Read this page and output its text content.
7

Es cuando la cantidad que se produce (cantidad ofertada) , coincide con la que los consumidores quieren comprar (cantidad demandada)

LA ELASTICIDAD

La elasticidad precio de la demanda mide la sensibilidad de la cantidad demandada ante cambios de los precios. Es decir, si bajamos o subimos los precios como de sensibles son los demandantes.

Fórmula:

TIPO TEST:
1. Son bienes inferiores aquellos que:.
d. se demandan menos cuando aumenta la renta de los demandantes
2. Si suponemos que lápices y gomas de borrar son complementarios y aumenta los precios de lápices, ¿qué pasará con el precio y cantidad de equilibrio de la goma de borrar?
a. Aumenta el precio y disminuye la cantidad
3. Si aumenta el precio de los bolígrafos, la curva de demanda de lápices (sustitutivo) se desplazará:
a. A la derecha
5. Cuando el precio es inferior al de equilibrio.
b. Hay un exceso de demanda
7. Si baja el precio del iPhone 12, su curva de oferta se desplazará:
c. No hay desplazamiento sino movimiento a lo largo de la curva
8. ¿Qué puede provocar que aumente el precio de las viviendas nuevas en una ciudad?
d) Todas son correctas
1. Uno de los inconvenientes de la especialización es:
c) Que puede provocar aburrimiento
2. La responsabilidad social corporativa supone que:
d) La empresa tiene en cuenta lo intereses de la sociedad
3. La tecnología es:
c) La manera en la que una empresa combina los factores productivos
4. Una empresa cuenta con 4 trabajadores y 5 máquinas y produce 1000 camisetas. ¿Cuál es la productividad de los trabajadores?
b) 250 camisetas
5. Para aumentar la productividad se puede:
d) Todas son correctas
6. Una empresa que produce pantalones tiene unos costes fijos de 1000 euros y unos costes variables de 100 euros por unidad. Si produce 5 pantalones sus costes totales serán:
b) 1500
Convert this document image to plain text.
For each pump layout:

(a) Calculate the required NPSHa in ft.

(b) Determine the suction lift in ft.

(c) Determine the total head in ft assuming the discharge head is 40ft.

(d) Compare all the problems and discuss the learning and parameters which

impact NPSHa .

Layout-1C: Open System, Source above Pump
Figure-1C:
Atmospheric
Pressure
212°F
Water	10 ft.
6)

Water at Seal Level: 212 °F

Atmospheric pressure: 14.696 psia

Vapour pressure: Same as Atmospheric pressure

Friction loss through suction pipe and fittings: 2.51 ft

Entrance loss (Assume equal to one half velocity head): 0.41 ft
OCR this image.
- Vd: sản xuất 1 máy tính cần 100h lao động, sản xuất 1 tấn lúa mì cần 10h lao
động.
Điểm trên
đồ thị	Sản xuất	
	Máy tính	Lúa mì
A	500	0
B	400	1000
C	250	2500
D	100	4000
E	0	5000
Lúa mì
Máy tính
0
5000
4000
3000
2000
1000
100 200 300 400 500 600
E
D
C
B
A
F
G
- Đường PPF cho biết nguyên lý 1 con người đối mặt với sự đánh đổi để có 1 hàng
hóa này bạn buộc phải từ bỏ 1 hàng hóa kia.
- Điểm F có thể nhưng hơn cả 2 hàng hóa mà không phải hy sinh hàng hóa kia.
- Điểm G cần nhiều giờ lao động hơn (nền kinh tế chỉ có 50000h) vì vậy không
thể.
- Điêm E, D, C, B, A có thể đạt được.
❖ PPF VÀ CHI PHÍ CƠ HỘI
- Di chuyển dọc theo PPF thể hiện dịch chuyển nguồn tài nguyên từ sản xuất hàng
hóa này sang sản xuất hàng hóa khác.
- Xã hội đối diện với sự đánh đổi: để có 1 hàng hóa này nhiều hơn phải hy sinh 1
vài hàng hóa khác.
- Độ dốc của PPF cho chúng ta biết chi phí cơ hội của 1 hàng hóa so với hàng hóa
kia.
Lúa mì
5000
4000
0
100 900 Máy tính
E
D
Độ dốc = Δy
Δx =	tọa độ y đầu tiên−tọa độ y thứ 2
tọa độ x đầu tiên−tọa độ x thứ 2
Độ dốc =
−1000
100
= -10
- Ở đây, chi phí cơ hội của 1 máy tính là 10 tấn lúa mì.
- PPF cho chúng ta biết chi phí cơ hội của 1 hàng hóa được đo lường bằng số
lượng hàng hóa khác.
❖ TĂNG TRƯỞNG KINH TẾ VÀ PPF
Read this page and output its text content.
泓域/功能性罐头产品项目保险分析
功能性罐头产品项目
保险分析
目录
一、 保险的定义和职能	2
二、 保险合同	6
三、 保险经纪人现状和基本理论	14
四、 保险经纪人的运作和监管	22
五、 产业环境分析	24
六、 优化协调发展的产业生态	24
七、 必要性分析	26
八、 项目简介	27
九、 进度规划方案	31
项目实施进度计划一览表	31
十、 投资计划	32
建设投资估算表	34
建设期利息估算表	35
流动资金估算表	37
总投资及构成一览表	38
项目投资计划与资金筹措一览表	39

────────

**Exercise objective**
Among the entries, how many lines contain the string "precio"? Give the number without anything else.

**Full response**
7